Requirements: Reproduce the lines of the material exactly, excluding every image.

──────── Task inputs ────────

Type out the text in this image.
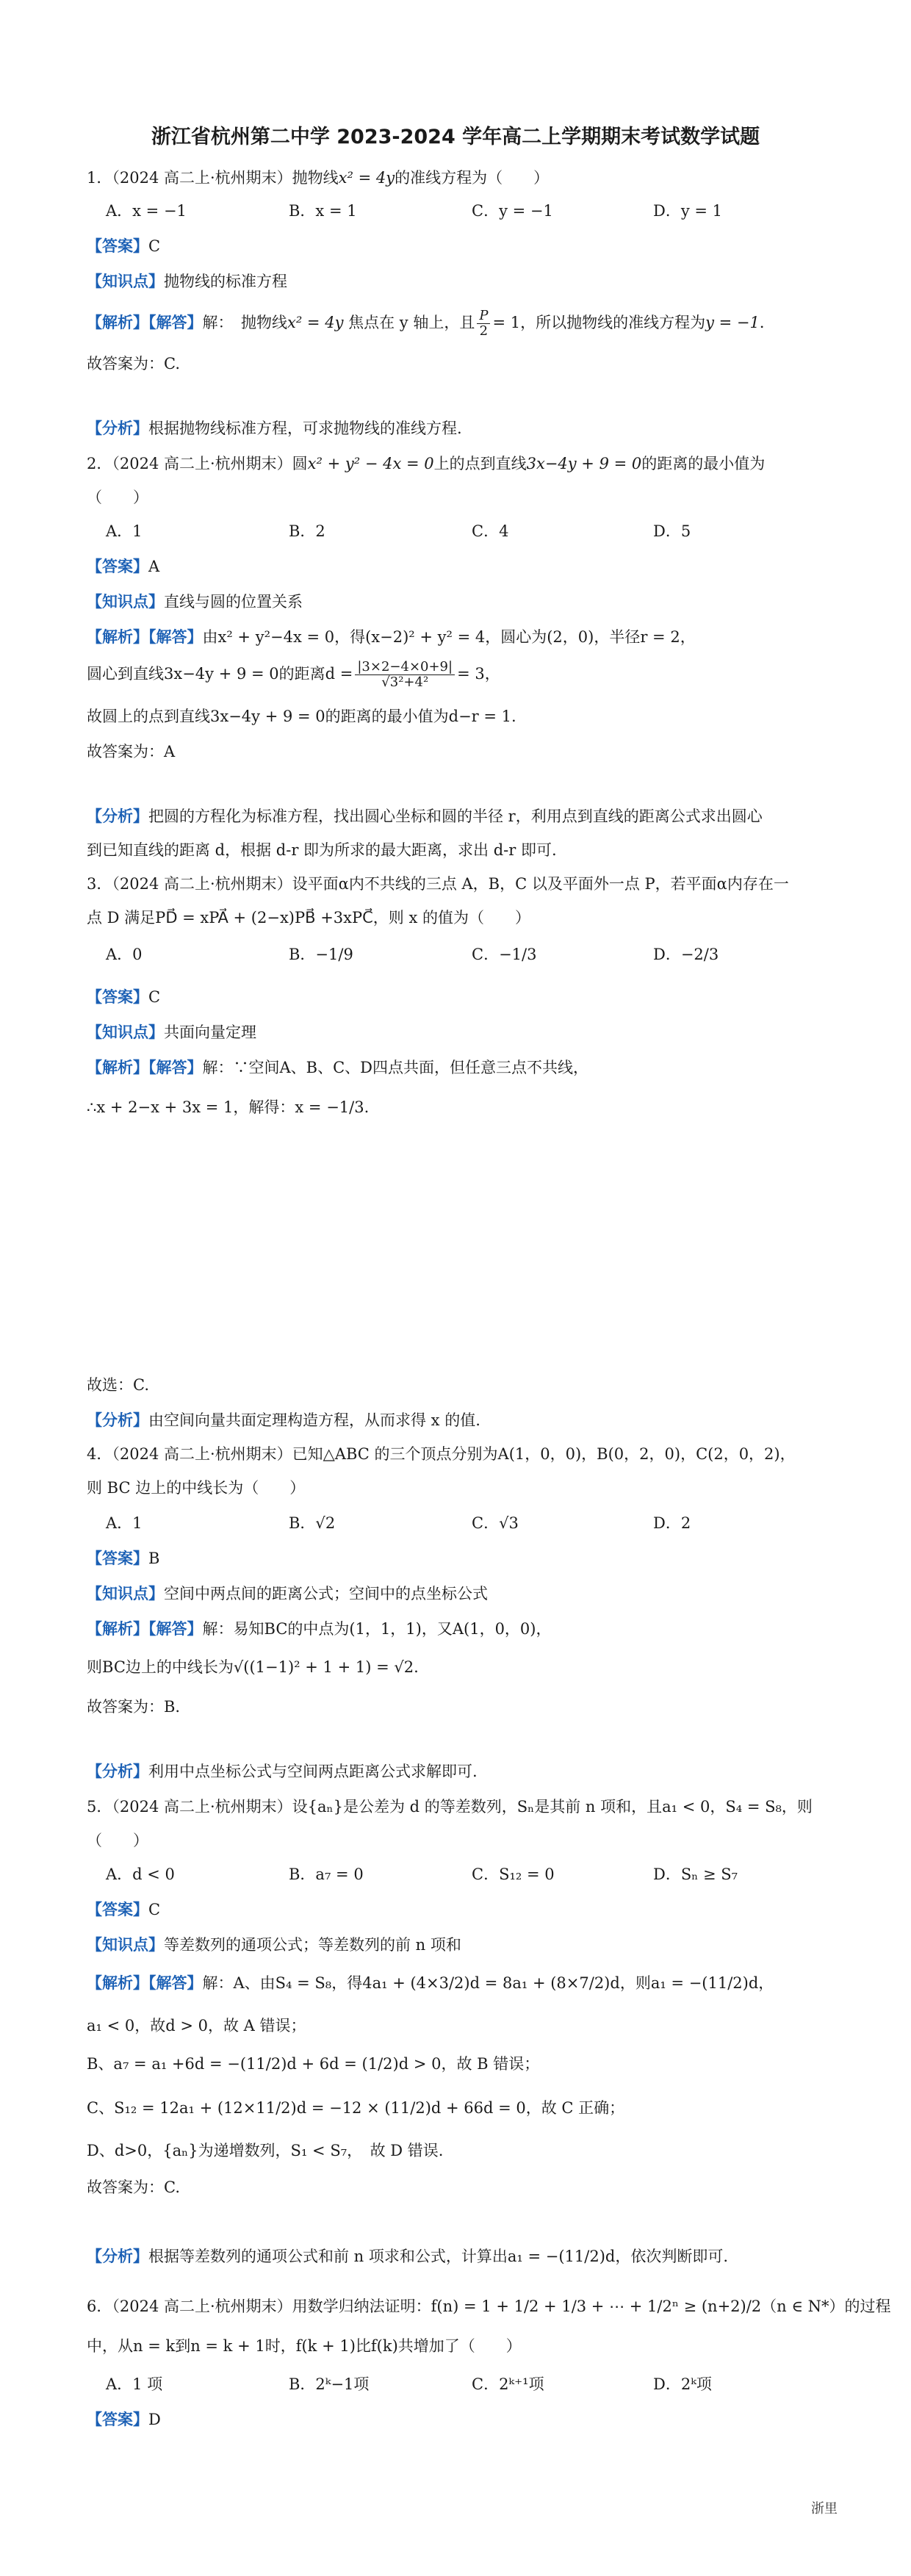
浙江省杭州第二中学 2023-2024 学年高二上学期期末考试数学试题
1．（2024 高二上·杭州期末）抛物线x² = 4y的准线方程为（　　）
A．x = −1	B．x = 1	C．y = −1	D．y = 1
【答案】C
【知识点】抛物线的标准方程
【解析】【解答】解：　抛物线x² = 4y 焦点在 y 轴上，且 $\frac{P}{2} = 1$，所以抛物线的准线方程为y = −1．
故答案为：C.
【分析】根据抛物线标准方程，可求抛物线的准线方程.
2．（2024 高二上·杭州期末）圆x² + y² − 4x = 0上的点到直线3x−4y + 9 = 0的距离的最小值为
（　　）
A．1	B．2	C．4	D．5
【答案】A
【知识点】直线与圆的位置关系
【解析】【解答】由x² + y²−4x = 0，得(x−2)² + y² = 4，圆心为(2，0)，半径r = 2，
圆心到直线3x−4y + 9 = 0的距离$d = \frac{|3\times 2-4\times 0+9|}{\text{√3²+4²}} = 3$，
故圆上的点到直线3x−4y + 9 = 0的距离的最小值为d−r = 1.
故答案为：A
【分析】把圆的方程化为标准方程，找出圆心坐标和圆的半径 r，利用点到直线的距离公式求出圆心
到已知直线的距离 d，根据 d-r 即为所求的最大距离，求出 d-r 即可.
3．（2024 高二上·杭州期末）设平面α内不共线的三点 A，B，C 以及平面外一点 P，若平面α内存在一
点 D 满足PD⃗ = xPA⃗ + (2−x)PB⃗ +3xPC⃗，则 x 的值为（　　）
A．0	B．−1/9	C．−1/3	D．−2/3
【答案】C
【知识点】共面向量定理
【解析】【解答】解：∵空间A、B、C、D四点共面，但任意三点不共线，
∴x + 2−x + 3x = 1，解得：x = −1/3.
故选：C.
【分析】由空间向量共面定理构造方程，从而求得 x 的值.
4．（2024 高二上·杭州期末）已知△ABC 的三个顶点分别为A(1，0，0)，B(0，2，0)，C(2，0，2)，
则 BC 边上的中线长为（　　）
A．1	B．√2	C．√3	D．2
【答案】B
【知识点】空间中两点间的距离公式；空间中的点坐标公式
【解析】【解答】解：易知BC的中点为(1，1，1)，又A(1，0，0)，
则BC边上的中线长为√((1−1)² + 1 + 1) = √2.
故答案为：B.
【分析】利用中点坐标公式与空间两点距离公式求解即可.
5．（2024 高二上·杭州期末）设{aₙ}是公差为 d 的等差数列，Sₙ是其前 n 项和，且a₁ < 0，S₄ = S₈，则
（　　）
A．d < 0	B．a₇ = 0	C．S₁₂ = 0	D．Sₙ ≥ S₇
【答案】C
【知识点】等差数列的通项公式；等差数列的前 n 项和
【解析】【解答】解：A、由S₄ = S₈，得4a₁ + (4×3/2)d = 8a₁ + (8×7/2)d，则a₁ = −(11/2)d，
a₁ < 0，故d > 0，故 A 错误；
B、a₇ = a₁ +6d = −(11/2)d + 6d = (1/2)d > 0，故 B 错误；
C、S₁₂ = 12a₁ + (12×11/2)d = −12 × (11/2)d + 66d = 0，故 C 正确；
D、d>0，{aₙ}为递增数列，S₁ < S₇，　故 D 错误.
故答案为：C.
【分析】根据等差数列的通项公式和前 n 项求和公式，计算出a₁ = −(11/2)d，依次判断即可.
6．（2024 高二上·杭州期末）用数学归纳法证明：f(n) = 1 + 1/2 + 1/3 + ⋯ + 1/2ⁿ ≥ (n+2)/2（n ∈ N*）的过程
中，从n = k到n = k + 1时，f(k + 1)比f(k)共增加了（　　）
A．1 项	B．2ᵏ−1项	C．2ᵏ⁺¹项	D．2ᵏ项
【答案】D
浙里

────────

Answer for the task:
Type out the text in this image.
浙江省杭州第二中学 2023-2024 学年高二上学期期末考试数学试题
1．（2024 高二上·杭州期末）抛物线x² = 4y的准线方程为（　　）
A．x = −1	B．x = 1	C．y = −1	D．y = 1
【答案】C
【知识点】抛物线的标准方程
【解析】【解答】解：　抛物线x² = 4y 焦点在 y 轴上，且 $\frac{P}{2} = 1$，所以抛物线的准线方程为y = −1．
故答案为：C.
【分析】根据抛物线标准方程，可求抛物线的准线方程.
2．（2024 高二上·杭州期末）圆x² + y² − 4x = 0上的点到直线3x−4y + 9 = 0的距离的最小值为
（　　）
A．1	B．2	C．4	D．5
【答案】A
【知识点】直线与圆的位置关系
【解析】【解答】由x² + y²−4x = 0，得(x−2)² + y² = 4，圆心为(2，0)，半径r = 2，
圆心到直线3x−4y + 9 = 0的距离$d = \frac{|3\times 2-4\times 0+9|}{\text{√3²+4²}} = 3$，
故圆上的点到直线3x−4y + 9 = 0的距离的最小值为d−r = 1.
故答案为：A
【分析】把圆的方程化为标准方程，找出圆心坐标和圆的半径 r，利用点到直线的距离公式求出圆心
到已知直线的距离 d，根据 d-r 即为所求的最大距离，求出 d-r 即可.
3．（2024 高二上·杭州期末）设平面α内不共线的三点 A，B，C 以及平面外一点 P，若平面α内存在一
点 D 满足PD⃗ = xPA⃗ + (2−x)PB⃗ +3xPC⃗，则 x 的值为（　　）
A．0	B．−1/9	C．−1/3	D．−2/3
【答案】C
【知识点】共面向量定理
【解析】【解答】解：∵空间A、B、C、D四点共面，但任意三点不共线，
∴x + 2−x + 3x = 1，解得：x = −1/3.
故选：C.
【分析】由空间向量共面定理构造方程，从而求得 x 的值.
4．（2024 高二上·杭州期末）已知△ABC 的三个顶点分别为A(1，0，0)，B(0，2，0)，C(2，0，2)，
则 BC 边上的中线长为（　　）
A．1	B．√2	C．√3	D．2
【答案】B
【知识点】空间中两点间的距离公式；空间中的点坐标公式
【解析】【解答】解：易知BC的中点为(1，1，1)，又A(1，0，0)，
则BC边上的中线长为√((1−1)² + 1 + 1) = √2.
故答案为：B.
【分析】利用中点坐标公式与空间两点距离公式求解即可.
5．（2024 高二上·杭州期末）设{aₙ}是公差为 d 的等差数列，Sₙ是其前 n 项和，且a₁ < 0，S₄ = S₈，则
（　　）
A．d < 0	B．a₇ = 0	C．S₁₂ = 0	D．Sₙ ≥ S₇
【答案】C
【知识点】等差数列的通项公式；等差数列的前 n 项和
【解析】【解答】解：A、由S₄ = S₈，得4a₁ + (4×3/2)d = 8a₁ + (8×7/2)d，则a₁ = −(11/2)d，
a₁ < 0，故d > 0，故 A 错误；
B、a₇ = a₁ +6d = −(11/2)d + 6d = (1/2)d > 0，故 B 错误；
C、S₁₂ = 12a₁ + (12×11/2)d = −12 × (11/2)d + 66d = 0，故 C 正确；
D、d>0，{aₙ}为递增数列，S₁ < S₇，　故 D 错误.
故答案为：C.
【分析】根据等差数列的通项公式和前 n 项求和公式，计算出a₁ = −(11/2)d，依次判断即可.
6．（2024 高二上·杭州期末）用数学归纳法证明：f(n) = 1 + 1/2 + 1/3 + ⋯ + 1/2ⁿ ≥ (n+2)/2（n ∈ N*）的过程
中，从n = k到n = k + 1时，f(k + 1)比f(k)共增加了（　　）
A．1 项	B．2ᵏ−1项	C．2ᵏ⁺¹项	D．2ᵏ项
【答案】D
浙里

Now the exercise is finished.